## BEGIN
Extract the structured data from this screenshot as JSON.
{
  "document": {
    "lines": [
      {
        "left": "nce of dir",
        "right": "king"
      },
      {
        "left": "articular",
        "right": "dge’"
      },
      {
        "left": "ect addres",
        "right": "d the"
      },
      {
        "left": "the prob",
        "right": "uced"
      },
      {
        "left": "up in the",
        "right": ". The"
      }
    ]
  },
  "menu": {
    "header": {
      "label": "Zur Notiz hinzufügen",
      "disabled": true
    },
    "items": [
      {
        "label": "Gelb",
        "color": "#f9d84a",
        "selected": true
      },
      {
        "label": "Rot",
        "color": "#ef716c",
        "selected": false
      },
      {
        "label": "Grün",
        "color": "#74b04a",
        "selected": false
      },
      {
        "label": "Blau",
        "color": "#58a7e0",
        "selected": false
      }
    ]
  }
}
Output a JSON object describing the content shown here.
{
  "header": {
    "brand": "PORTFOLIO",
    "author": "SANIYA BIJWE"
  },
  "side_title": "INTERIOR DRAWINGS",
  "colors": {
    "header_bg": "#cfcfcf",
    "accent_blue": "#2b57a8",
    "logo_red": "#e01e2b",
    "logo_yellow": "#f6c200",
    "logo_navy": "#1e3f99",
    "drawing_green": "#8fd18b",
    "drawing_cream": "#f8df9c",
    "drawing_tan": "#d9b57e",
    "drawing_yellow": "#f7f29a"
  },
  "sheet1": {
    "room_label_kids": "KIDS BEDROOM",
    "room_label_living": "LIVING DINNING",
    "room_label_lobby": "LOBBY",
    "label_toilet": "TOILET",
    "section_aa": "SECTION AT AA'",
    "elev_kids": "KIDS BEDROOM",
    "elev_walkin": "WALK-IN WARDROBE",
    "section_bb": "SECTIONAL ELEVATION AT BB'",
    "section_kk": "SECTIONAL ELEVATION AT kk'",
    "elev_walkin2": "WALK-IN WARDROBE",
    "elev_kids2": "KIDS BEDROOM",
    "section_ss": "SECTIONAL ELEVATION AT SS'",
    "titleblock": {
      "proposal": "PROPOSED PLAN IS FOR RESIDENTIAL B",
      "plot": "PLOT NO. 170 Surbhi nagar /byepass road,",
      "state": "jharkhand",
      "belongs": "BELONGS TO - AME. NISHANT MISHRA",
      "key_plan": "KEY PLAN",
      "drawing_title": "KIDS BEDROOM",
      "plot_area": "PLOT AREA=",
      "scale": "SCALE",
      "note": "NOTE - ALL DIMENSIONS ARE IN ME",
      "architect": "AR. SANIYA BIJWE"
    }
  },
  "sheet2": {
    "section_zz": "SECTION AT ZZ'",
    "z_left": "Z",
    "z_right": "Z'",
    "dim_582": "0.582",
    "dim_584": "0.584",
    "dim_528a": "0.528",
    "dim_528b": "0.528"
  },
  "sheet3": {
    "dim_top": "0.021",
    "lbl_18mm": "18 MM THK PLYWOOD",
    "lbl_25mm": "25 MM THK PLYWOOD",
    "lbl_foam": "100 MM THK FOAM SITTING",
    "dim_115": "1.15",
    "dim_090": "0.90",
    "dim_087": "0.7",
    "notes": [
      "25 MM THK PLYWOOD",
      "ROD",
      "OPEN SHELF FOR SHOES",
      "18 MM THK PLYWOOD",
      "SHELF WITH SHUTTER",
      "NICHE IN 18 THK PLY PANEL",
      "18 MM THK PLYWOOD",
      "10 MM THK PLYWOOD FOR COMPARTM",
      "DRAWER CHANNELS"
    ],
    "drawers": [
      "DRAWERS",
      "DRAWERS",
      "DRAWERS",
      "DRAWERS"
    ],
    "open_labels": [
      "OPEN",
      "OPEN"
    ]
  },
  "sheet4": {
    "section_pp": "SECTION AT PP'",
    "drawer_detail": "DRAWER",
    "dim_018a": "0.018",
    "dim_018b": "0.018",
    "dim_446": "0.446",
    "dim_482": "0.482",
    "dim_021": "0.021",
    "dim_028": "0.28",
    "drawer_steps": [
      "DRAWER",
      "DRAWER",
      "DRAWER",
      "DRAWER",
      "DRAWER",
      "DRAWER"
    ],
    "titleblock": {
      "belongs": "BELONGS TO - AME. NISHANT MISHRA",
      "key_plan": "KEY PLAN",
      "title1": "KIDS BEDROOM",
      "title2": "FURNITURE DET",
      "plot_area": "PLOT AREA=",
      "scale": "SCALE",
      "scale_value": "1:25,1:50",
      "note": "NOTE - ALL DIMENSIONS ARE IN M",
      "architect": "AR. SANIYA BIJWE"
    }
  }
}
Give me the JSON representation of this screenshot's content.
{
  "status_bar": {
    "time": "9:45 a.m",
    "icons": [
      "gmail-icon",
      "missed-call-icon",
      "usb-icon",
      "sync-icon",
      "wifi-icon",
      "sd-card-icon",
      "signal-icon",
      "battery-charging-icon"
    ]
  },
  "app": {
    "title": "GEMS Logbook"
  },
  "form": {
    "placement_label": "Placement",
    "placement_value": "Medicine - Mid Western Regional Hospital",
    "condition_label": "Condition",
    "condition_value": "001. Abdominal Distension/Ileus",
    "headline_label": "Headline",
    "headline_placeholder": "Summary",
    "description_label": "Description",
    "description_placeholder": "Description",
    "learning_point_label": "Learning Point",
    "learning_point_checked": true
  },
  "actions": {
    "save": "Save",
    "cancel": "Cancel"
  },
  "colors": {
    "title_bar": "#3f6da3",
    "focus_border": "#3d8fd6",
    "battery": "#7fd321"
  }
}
## END
> [Problem description] Determine the number of lines where the string "SECTIONAL" occurs, and give that number only.

> [The reply] 3